Task details:
Leave out the pictures and return every entry exactly as it appears.

Source records
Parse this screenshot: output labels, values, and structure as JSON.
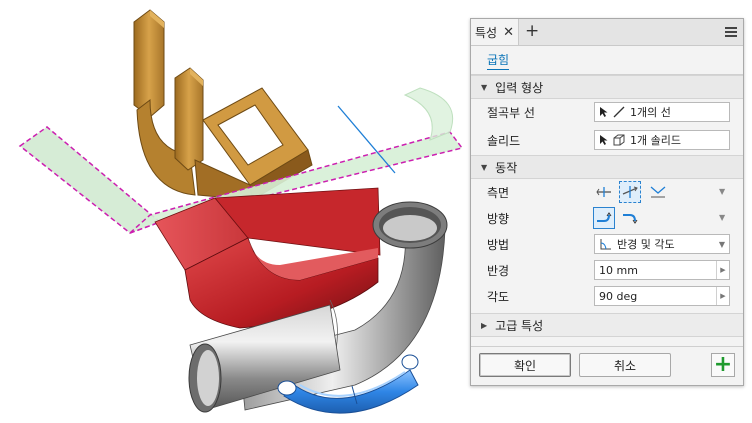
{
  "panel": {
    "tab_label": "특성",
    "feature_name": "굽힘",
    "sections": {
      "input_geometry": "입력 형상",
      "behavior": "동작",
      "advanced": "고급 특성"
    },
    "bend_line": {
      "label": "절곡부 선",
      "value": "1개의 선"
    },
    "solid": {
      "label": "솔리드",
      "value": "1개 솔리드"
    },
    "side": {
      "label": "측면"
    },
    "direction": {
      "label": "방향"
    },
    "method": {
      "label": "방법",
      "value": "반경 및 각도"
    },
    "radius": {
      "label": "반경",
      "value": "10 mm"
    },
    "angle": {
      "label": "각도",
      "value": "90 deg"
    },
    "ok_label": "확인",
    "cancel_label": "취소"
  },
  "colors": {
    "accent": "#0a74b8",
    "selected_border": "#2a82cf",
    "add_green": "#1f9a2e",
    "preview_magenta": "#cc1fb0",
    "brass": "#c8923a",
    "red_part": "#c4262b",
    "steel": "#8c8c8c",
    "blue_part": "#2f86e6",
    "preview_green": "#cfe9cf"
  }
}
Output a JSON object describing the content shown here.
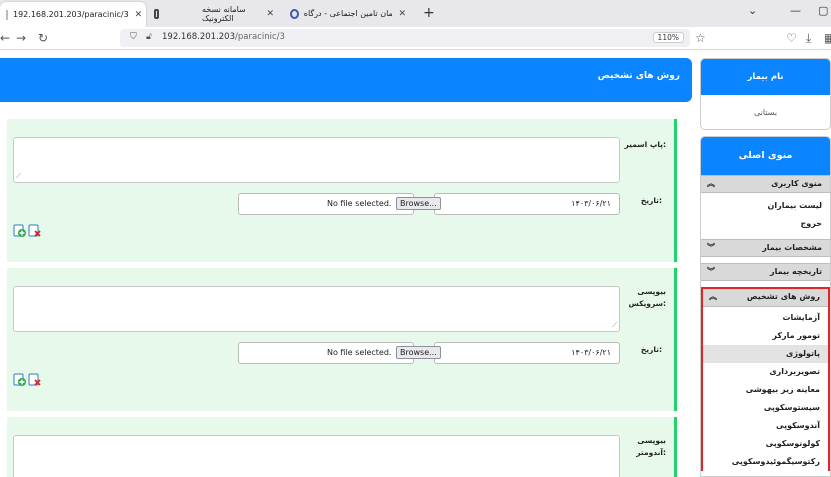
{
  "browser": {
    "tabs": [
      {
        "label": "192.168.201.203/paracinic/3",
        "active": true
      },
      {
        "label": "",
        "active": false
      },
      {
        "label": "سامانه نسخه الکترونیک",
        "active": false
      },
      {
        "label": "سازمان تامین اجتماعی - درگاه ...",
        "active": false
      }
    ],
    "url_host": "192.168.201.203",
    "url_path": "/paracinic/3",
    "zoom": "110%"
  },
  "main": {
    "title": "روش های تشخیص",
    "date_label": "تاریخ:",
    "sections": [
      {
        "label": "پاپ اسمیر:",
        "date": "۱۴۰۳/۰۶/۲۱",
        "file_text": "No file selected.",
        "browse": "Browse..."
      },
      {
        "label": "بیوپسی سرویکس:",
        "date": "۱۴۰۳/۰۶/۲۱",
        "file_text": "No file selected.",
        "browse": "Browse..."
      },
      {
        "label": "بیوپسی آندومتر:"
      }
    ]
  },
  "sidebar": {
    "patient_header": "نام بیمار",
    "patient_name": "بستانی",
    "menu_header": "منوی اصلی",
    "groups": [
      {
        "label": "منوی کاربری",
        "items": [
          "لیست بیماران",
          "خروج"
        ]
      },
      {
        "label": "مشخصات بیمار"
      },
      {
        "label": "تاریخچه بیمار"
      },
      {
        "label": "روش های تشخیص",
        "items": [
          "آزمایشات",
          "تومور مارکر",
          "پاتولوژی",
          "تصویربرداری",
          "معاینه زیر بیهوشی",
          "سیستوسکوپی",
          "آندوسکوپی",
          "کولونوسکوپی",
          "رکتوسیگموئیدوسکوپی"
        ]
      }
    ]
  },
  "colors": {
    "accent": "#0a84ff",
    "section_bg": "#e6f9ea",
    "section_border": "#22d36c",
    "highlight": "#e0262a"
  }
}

Result for this task:
Parse this screenshot: output labels, values, and structure as JSON.
{
  "panel": {
    "tab_label": "특성",
    "feature_name": "굽힘",
    "sections": {
      "input_geometry": "입력 형상",
      "behavior": "동작",
      "advanced": "고급 특성"
    },
    "bend_line": {
      "label": "절곡부 선",
      "value": "1개의 선"
    },
    "solid": {
      "label": "솔리드",
      "value": "1개 솔리드"
    },
    "side": {
      "label": "측면"
    },
    "direction": {
      "label": "방향"
    },
    "method": {
      "label": "방법",
      "value": "반경 및 각도"
    },
    "radius": {
      "label": "반경",
      "value": "10 mm"
    },
    "angle": {
      "label": "각도",
      "value": "90 deg"
    },
    "ok_label": "확인",
    "cancel_label": "취소"
  },
  "colors": {
    "accent": "#0a74b8",
    "selected_border": "#2a82cf",
    "add_green": "#1f9a2e",
    "preview_magenta": "#cc1fb0",
    "brass": "#c8923a",
    "red_part": "#c4262b",
    "steel": "#8c8c8c",
    "blue_part": "#2f86e6",
    "preview_green": "#cfe9cf"
  }
}
Output a JSON object describing the content shown here.
{
  "browser": {
    "tabs": [
      {
        "label": "192.168.201.203/paracinic/3",
        "active": true
      },
      {
        "label": "",
        "active": false
      },
      {
        "label": "سامانه نسخه الکترونیک",
        "active": false
      },
      {
        "label": "سازمان تامین اجتماعی - درگاه ...",
        "active": false
      }
    ],
    "url_host": "192.168.201.203",
    "url_path": "/paracinic/3",
    "zoom": "110%"
  },
  "main": {
    "title": "روش های تشخیص",
    "date_label": "تاریخ:",
    "sections": [
      {
        "label": "پاپ اسمیر:",
        "date": "۱۴۰۳/۰۶/۲۱",
        "file_text": "No file selected.",
        "browse": "Browse..."
      },
      {
        "label": "بیوپسی سرویکس:",
        "date": "۱۴۰۳/۰۶/۲۱",
        "file_text": "No file selected.",
        "browse": "Browse..."
      },
      {
        "label": "بیوپسی آندومتر:"
      }
    ]
  },
  "sidebar": {
    "patient_header": "نام بیمار",
    "patient_name": "بستانی",
    "menu_header": "منوی اصلی",
    "groups": [
      {
        "label": "منوی کاربری",
        "items": [
          "لیست بیماران",
          "خروج"
        ]
      },
      {
        "label": "مشخصات بیمار"
      },
      {
        "label": "تاریخچه بیمار"
      },
      {
        "label": "روش های تشخیص",
        "items": [
          "آزمایشات",
          "تومور مارکر",
          "پاتولوژی",
          "تصویربرداری",
          "معاینه زیر بیهوشی",
          "سیستوسکوپی",
          "آندوسکوپی",
          "کولونوسکوپی",
          "رکتوسیگموئیدوسکوپی"
        ]
      }
    ]
  },
  "colors": {
    "accent": "#0a84ff",
    "section_bg": "#e6f9ea",
    "section_border": "#22d36c",
    "highlight": "#e0262a"
  }
}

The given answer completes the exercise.